▶ [What is needed] Pick out each line below containing "Mass".

Some records:
·····
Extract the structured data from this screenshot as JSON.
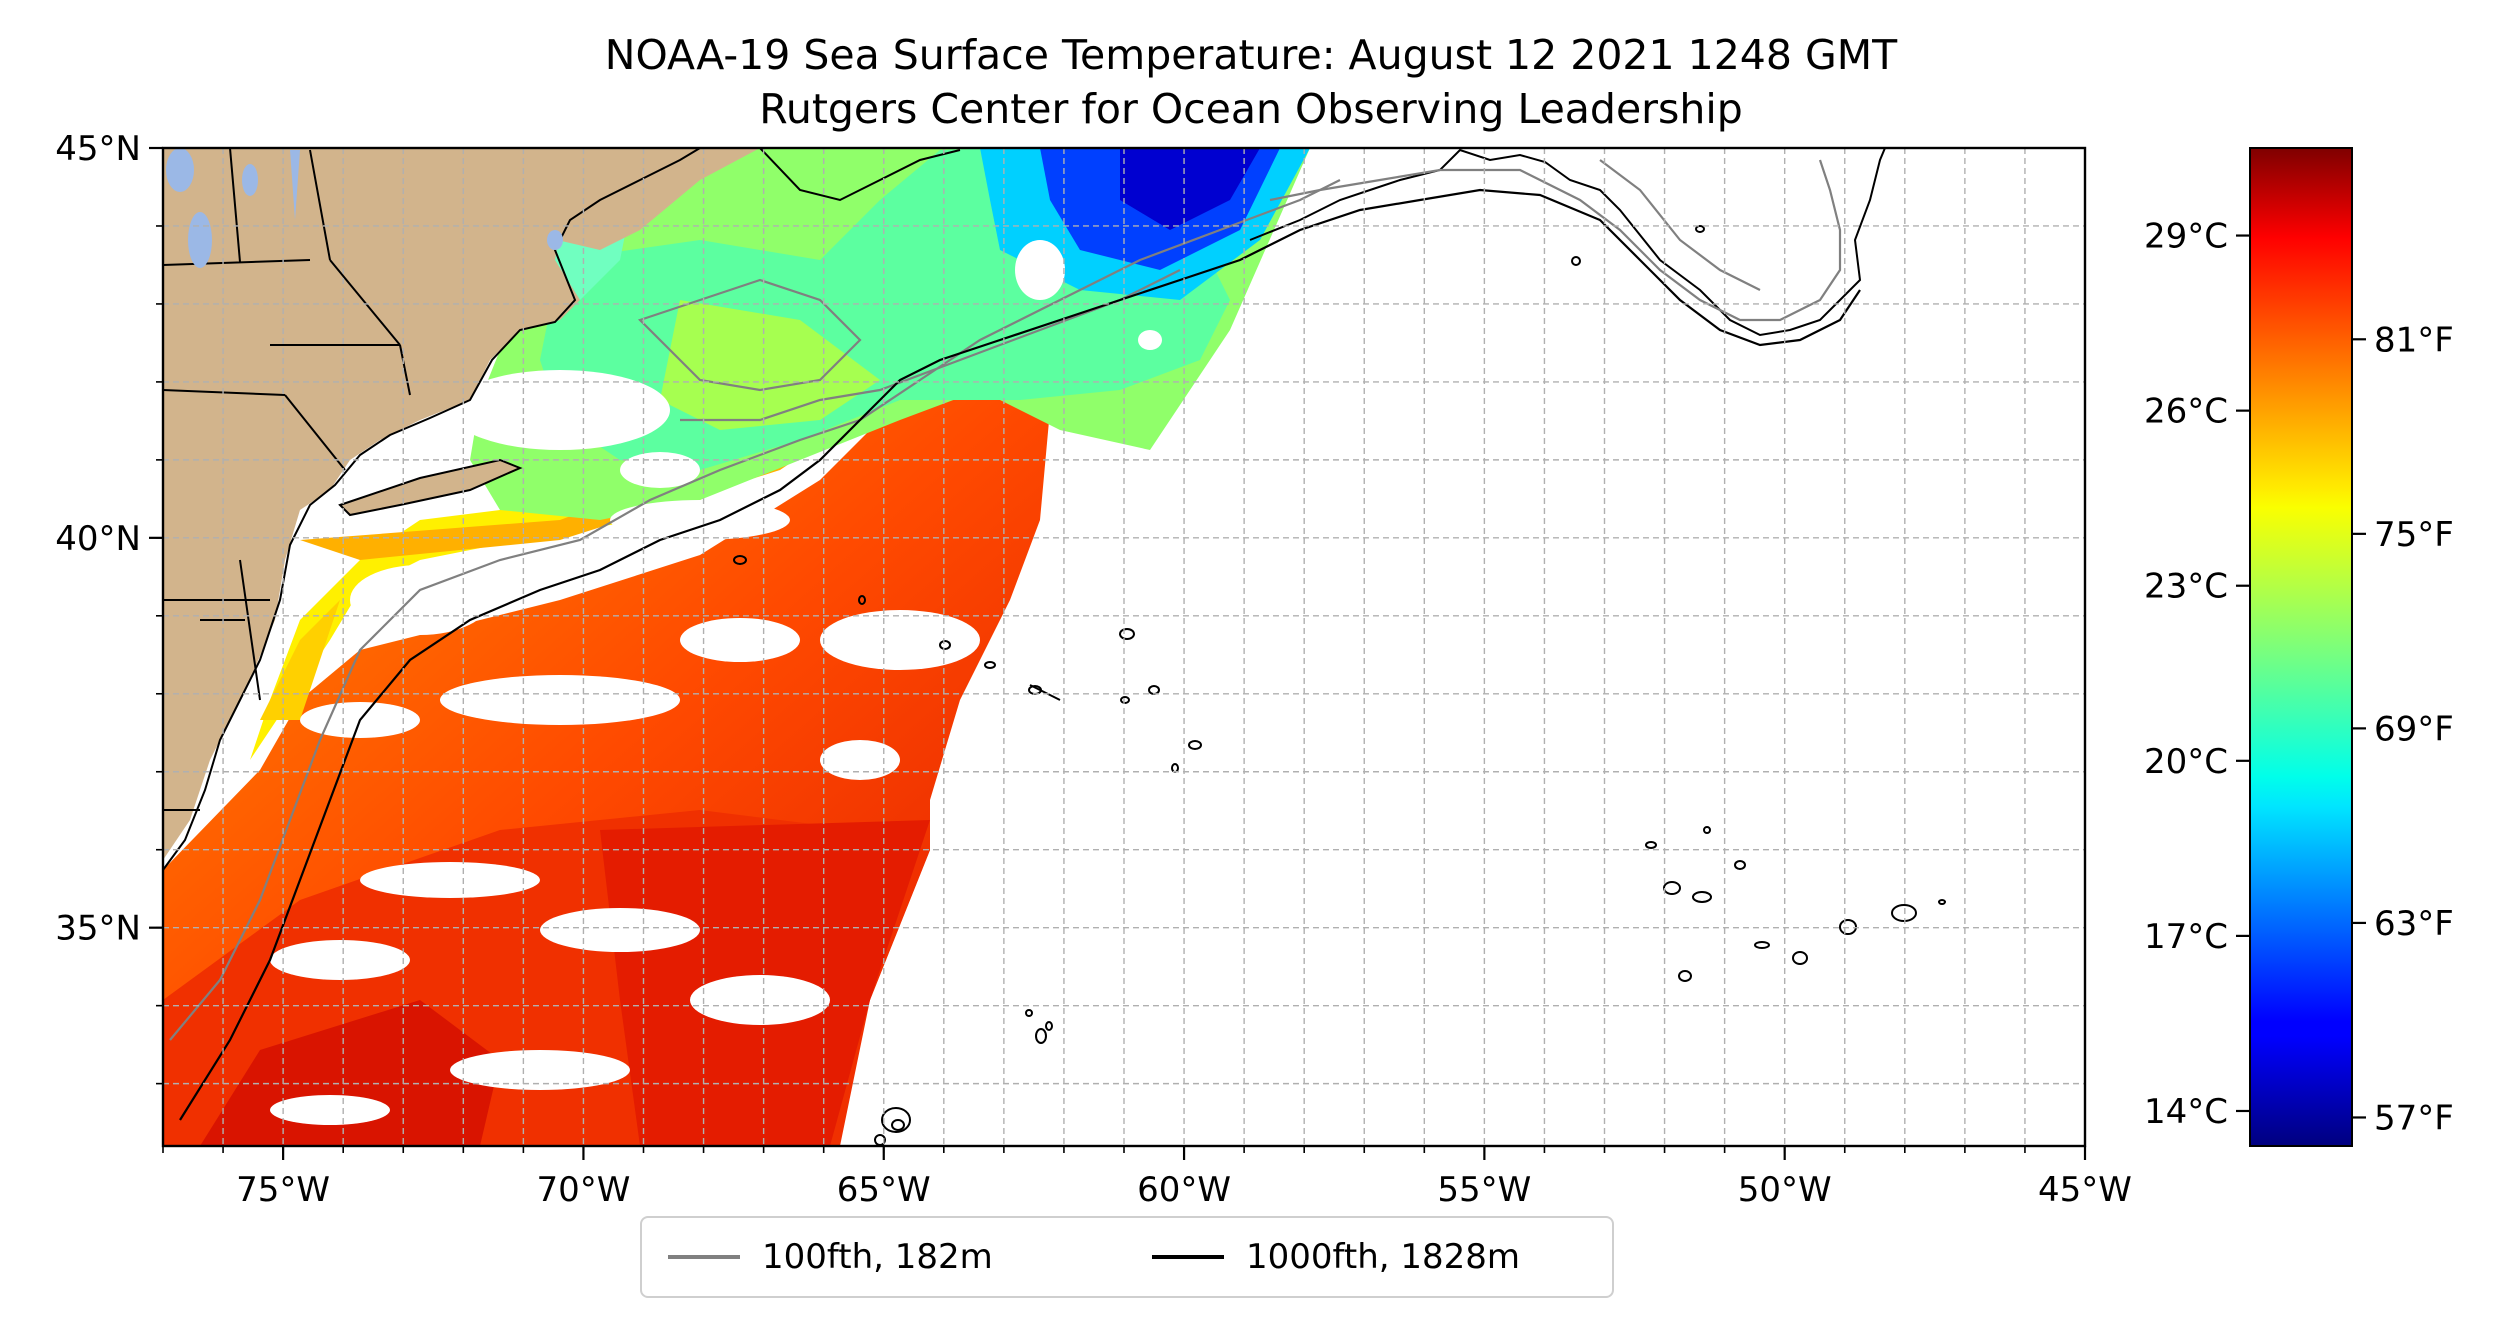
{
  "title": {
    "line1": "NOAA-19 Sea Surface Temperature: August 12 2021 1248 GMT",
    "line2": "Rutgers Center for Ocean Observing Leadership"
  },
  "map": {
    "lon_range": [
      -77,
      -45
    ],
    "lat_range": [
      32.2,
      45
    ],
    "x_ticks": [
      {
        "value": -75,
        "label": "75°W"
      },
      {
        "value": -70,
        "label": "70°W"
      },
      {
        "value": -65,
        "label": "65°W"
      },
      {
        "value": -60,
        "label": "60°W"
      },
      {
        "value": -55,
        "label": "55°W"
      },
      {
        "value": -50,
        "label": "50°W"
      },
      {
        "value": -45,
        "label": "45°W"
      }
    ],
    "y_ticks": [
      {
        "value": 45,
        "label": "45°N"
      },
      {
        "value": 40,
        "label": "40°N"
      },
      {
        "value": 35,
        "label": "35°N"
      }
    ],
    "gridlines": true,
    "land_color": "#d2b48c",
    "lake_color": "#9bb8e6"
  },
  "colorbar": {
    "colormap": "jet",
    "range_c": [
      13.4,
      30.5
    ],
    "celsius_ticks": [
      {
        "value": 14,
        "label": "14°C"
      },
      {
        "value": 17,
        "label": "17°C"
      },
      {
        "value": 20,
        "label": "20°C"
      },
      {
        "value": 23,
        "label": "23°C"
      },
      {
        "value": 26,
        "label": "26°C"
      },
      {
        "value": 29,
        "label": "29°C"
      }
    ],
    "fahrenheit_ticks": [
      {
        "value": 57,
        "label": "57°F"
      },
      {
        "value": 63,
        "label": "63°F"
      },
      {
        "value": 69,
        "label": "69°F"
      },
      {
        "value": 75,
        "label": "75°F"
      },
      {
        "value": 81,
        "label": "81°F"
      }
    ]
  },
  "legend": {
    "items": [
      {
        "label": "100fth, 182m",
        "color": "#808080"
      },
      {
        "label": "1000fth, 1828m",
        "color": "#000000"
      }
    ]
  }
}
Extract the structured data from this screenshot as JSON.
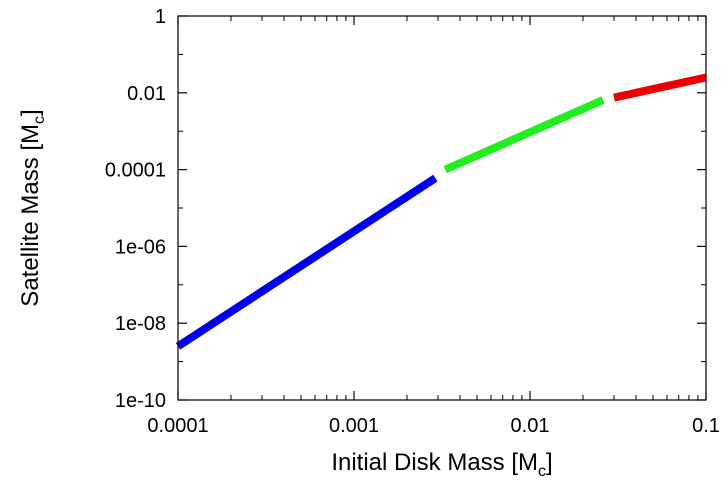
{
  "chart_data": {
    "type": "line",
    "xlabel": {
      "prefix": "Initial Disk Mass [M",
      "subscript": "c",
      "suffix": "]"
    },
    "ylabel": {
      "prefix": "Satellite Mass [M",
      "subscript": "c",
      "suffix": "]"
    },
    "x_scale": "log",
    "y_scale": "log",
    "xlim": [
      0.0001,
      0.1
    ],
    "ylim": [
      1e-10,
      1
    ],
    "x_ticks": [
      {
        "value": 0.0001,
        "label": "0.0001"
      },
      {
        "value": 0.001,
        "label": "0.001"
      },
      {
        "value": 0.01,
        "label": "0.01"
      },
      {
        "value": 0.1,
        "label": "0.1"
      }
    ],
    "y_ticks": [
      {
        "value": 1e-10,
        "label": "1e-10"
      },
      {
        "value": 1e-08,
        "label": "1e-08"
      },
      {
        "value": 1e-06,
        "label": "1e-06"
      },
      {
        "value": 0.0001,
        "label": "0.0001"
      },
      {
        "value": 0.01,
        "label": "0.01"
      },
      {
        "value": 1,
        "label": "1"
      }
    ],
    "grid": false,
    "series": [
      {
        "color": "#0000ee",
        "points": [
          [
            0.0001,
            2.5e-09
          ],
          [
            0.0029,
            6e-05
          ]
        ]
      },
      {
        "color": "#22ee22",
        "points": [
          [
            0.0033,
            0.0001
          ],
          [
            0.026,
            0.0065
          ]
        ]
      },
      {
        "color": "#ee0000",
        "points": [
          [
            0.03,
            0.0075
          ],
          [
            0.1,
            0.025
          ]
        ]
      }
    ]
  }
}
·····
▶ [Output for this exercise]
      "prefix": "Initial Disk Mass [M",
      "prefix": "Satellite Mass [M",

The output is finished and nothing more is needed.